▶ **DESCRIPTION OF THE TASK**
Read the records and write them out again exactly.

▶ **INFORMATION GIVEN**
····················

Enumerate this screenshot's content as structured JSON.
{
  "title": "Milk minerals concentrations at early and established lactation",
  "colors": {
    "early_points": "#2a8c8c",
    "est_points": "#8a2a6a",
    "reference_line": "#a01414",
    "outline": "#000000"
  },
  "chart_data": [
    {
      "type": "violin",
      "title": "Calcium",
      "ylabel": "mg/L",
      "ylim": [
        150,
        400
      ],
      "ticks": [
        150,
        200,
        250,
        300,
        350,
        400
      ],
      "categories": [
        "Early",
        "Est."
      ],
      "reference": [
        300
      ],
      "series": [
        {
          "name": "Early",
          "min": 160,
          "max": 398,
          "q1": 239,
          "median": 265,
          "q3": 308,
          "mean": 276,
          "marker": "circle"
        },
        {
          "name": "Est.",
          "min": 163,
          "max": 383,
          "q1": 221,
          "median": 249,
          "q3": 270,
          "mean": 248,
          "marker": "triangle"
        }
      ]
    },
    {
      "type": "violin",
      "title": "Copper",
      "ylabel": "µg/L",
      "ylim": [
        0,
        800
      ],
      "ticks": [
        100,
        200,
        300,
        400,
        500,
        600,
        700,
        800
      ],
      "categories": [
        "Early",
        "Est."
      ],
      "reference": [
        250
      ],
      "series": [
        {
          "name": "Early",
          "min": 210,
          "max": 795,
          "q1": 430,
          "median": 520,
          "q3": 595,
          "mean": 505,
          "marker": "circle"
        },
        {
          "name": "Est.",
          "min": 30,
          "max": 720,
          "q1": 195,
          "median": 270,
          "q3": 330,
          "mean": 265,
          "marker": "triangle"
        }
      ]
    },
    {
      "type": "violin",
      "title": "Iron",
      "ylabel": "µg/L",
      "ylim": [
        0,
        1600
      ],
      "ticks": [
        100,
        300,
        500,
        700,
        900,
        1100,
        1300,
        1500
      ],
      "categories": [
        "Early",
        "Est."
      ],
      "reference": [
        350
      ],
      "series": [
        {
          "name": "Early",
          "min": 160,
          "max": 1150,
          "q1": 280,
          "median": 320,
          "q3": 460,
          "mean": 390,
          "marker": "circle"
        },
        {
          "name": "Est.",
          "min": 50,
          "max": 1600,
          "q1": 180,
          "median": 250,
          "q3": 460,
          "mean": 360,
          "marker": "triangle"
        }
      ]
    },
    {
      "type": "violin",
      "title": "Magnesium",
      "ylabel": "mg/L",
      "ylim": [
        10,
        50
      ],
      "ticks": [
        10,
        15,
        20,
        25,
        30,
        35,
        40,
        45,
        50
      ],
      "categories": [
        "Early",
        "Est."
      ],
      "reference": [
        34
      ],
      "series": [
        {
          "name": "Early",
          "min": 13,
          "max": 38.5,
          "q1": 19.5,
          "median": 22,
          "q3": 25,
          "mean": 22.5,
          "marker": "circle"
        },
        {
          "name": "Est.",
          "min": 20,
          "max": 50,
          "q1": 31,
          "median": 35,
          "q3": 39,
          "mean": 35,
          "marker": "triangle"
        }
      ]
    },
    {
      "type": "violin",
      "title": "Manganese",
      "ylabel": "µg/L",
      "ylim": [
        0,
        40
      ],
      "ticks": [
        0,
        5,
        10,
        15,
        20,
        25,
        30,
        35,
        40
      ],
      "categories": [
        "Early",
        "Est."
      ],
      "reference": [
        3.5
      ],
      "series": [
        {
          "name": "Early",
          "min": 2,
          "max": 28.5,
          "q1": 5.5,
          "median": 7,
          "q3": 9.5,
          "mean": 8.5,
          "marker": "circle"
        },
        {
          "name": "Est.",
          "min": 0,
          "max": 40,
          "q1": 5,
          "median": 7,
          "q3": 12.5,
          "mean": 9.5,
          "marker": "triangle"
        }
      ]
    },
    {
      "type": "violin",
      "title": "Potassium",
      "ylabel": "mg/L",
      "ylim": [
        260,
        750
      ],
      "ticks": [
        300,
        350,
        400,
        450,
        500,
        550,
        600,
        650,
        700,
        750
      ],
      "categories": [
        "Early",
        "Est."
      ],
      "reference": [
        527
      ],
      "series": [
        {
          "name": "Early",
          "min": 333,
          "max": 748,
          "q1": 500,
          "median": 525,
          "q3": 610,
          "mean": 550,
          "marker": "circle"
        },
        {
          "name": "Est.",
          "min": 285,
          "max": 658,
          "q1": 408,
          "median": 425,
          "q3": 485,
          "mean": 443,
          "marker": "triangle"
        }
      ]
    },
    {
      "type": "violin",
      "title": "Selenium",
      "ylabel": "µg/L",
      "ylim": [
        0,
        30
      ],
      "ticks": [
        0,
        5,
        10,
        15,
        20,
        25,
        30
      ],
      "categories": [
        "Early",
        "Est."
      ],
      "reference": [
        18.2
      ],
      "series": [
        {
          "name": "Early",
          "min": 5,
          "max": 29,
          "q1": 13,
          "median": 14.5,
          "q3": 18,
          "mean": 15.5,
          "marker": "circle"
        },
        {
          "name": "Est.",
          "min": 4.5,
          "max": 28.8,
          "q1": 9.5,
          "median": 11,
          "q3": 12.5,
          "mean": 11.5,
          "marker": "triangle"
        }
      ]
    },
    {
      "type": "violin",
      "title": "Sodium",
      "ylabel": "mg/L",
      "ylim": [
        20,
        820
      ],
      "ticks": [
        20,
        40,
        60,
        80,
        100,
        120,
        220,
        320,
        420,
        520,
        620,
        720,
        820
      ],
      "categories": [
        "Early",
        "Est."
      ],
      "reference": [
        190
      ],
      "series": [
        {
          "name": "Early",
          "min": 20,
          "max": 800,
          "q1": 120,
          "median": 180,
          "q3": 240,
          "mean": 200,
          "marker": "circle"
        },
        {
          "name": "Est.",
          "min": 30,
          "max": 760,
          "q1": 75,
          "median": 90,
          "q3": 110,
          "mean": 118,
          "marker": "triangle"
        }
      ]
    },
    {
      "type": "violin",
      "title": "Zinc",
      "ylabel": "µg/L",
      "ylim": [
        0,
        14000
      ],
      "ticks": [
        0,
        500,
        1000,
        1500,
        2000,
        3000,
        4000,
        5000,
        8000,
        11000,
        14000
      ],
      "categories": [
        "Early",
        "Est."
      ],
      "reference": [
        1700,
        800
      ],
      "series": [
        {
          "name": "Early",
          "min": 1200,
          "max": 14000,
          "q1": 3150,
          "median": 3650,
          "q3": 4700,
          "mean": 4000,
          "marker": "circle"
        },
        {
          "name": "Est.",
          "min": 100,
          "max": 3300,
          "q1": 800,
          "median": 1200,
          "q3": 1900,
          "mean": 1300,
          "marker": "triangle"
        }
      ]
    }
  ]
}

····················

▶ **EXPECTED ANSWER**
Enumerate this screenshot's content as structured JSON.
{
  "title": "Milk minerals concentrations at early and established lactation",
  "colors": {
    "early_points": "#2a8c8c",
    "est_points": "#8a2a6a",
    "reference_line": "#a01414",
    "outline": "#000000"
  },
  "chart_data": [
    {
      "type": "violin",
      "title": "Calcium",
      "ylabel": "mg/L",
      "ylim": [
        150,
        400
      ],
      "ticks": [
        150,
        200,
        250,
        300,
        350,
        400
      ],
      "categories": [
        "Early",
        "Est."
      ],
      "reference": [
        300
      ],
      "series": [
        {
          "name": "Early",
          "min": 160,
          "max": 398,
          "q1": 239,
          "median": 265,
          "q3": 308,
          "mean": 276,
          "marker": "circle"
        },
        {
          "name": "Est.",
          "min": 163,
          "max": 383,
          "q1": 221,
          "median": 249,
          "q3": 270,
          "mean": 248,
          "marker": "triangle"
        }
      ]
    },
    {
      "type": "violin",
      "title": "Copper",
      "ylabel": "µg/L",
      "ylim": [
        0,
        800
      ],
      "ticks": [
        100,
        200,
        300,
        400,
        500,
        600,
        700,
        800
      ],
      "categories": [
        "Early",
        "Est."
      ],
      "reference": [
        250
      ],
      "series": [
        {
          "name": "Early",
          "min": 210,
          "max": 795,
          "q1": 430,
          "median": 520,
          "q3": 595,
          "mean": 505,
          "marker": "circle"
        },
        {
          "name": "Est.",
          "min": 30,
          "max": 720,
          "q1": 195,
          "median": 270,
          "q3": 330,
          "mean": 265,
          "marker": "triangle"
        }
      ]
    },
    {
      "type": "violin",
      "title": "Iron",
      "ylabel": "µg/L",
      "ylim": [
        0,
        1600
      ],
      "ticks": [
        100,
        300,
        500,
        700,
        900,
        1100,
        1300,
        1500
      ],
      "categories": [
        "Early",
        "Est."
      ],
      "reference": [
        350
      ],
      "series": [
        {
          "name": "Early",
          "min": 160,
          "max": 1150,
          "q1": 280,
          "median": 320,
          "q3": 460,
          "mean": 390,
          "marker": "circle"
        },
        {
          "name": "Est.",
          "min": 50,
          "max": 1600,
          "q1": 180,
          "median": 250,
          "q3": 460,
          "mean": 360,
          "marker": "triangle"
        }
      ]
    },
    {
      "type": "violin",
      "title": "Magnesium",
      "ylabel": "mg/L",
      "ylim": [
        10,
        50
      ],
      "ticks": [
        10,
        15,
        20,
        25,
        30,
        35,
        40,
        45,
        50
      ],
      "categories": [
        "Early",
        "Est."
      ],
      "reference": [
        34
      ],
      "series": [
        {
          "name": "Early",
          "min": 13,
          "max": 38.5,
          "q1": 19.5,
          "median": 22,
          "q3": 25,
          "mean": 22.5,
          "marker": "circle"
        },
        {
          "name": "Est.",
          "min": 20,
          "max": 50,
          "q1": 31,
          "median": 35,
          "q3": 39,
          "mean": 35,
          "marker": "triangle"
        }
      ]
    },
    {
      "type": "violin",
      "title": "Manganese",
      "ylabel": "µg/L",
      "ylim": [
        0,
        40
      ],
      "ticks": [
        0,
        5,
        10,
        15,
        20,
        25,
        30,
        35,
        40
      ],
      "categories": [
        "Early",
        "Est."
      ],
      "reference": [
        3.5
      ],
      "series": [
        {
          "name": "Early",
          "min": 2,
          "max": 28.5,
          "q1": 5.5,
          "median": 7,
          "q3": 9.5,
          "mean": 8.5,
          "marker": "circle"
        },
        {
          "name": "Est.",
          "min": 0,
          "max": 40,
          "q1": 5,
          "median": 7,
          "q3": 12.5,
          "mean": 9.5,
          "marker": "triangle"
        }
      ]
    },
    {
      "type": "violin",
      "title": "Potassium",
      "ylabel": "mg/L",
      "ylim": [
        260,
        750
      ],
      "ticks": [
        300,
        350,
        400,
        450,
        500,
        550,
        600,
        650,
        700,
        750
      ],
      "categories": [
        "Early",
        "Est."
      ],
      "reference": [
        527
      ],
      "series": [
        {
          "name": "Early",
          "min": 333,
          "max": 748,
          "q1": 500,
          "median": 525,
          "q3": 610,
          "mean": 550,
          "marker": "circle"
        },
        {
          "name": "Est.",
          "min": 285,
          "max": 658,
          "q1": 408,
          "median": 425,
          "q3": 485,
          "mean": 443,
          "marker": "triangle"
        }
      ]
    },
    {
      "type": "violin",
      "title": "Selenium",
      "ylabel": "µg/L",
      "ylim": [
        0,
        30
      ],
      "ticks": [
        0,
        5,
        10,
        15,
        20,
        25,
        30
      ],
      "categories": [
        "Early",
        "Est."
      ],
      "reference": [
        18.2
      ],
      "series": [
        {
          "name": "Early",
          "min": 5,
          "max": 29,
          "q1": 13,
          "median": 14.5,
          "q3": 18,
          "mean": 15.5,
          "marker": "circle"
        },
        {
          "name": "Est.",
          "min": 4.5,
          "max": 28.8,
          "q1": 9.5,
          "median": 11,
          "q3": 12.5,
          "mean": 11.5,
          "marker": "triangle"
        }
      ]
    },
    {
      "type": "violin",
      "title": "Sodium",
      "ylabel": "mg/L",
      "ylim": [
        20,
        820
      ],
      "ticks": [
        20,
        40,
        60,
        80,
        100,
        120,
        220,
        320,
        420,
        520,
        620,
        720,
        820
      ],
      "categories": [
        "Early",
        "Est."
      ],
      "reference": [
        190
      ],
      "series": [
        {
          "name": "Early",
          "min": 20,
          "max": 800,
          "q1": 120,
          "median": 180,
          "q3": 240,
          "mean": 200,
          "marker": "circle"
        },
        {
          "name": "Est.",
          "min": 30,
          "max": 760,
          "q1": 75,
          "median": 90,
          "q3": 110,
          "mean": 118,
          "marker": "triangle"
        }
      ]
    },
    {
      "type": "violin",
      "title": "Zinc",
      "ylabel": "µg/L",
      "ylim": [
        0,
        14000
      ],
      "ticks": [
        0,
        500,
        1000,
        1500,
        2000,
        3000,
        4000,
        5000,
        8000,
        11000,
        14000
      ],
      "categories": [
        "Early",
        "Est."
      ],
      "reference": [
        1700,
        800
      ],
      "series": [
        {
          "name": "Early",
          "min": 1200,
          "max": 14000,
          "q1": 3150,
          "median": 3650,
          "q3": 4700,
          "mean": 4000,
          "marker": "circle"
        },
        {
          "name": "Est.",
          "min": 100,
          "max": 3300,
          "q1": 800,
          "median": 1200,
          "q3": 1900,
          "mean": 1300,
          "marker": "triangle"
        }
      ]
    }
  ]
}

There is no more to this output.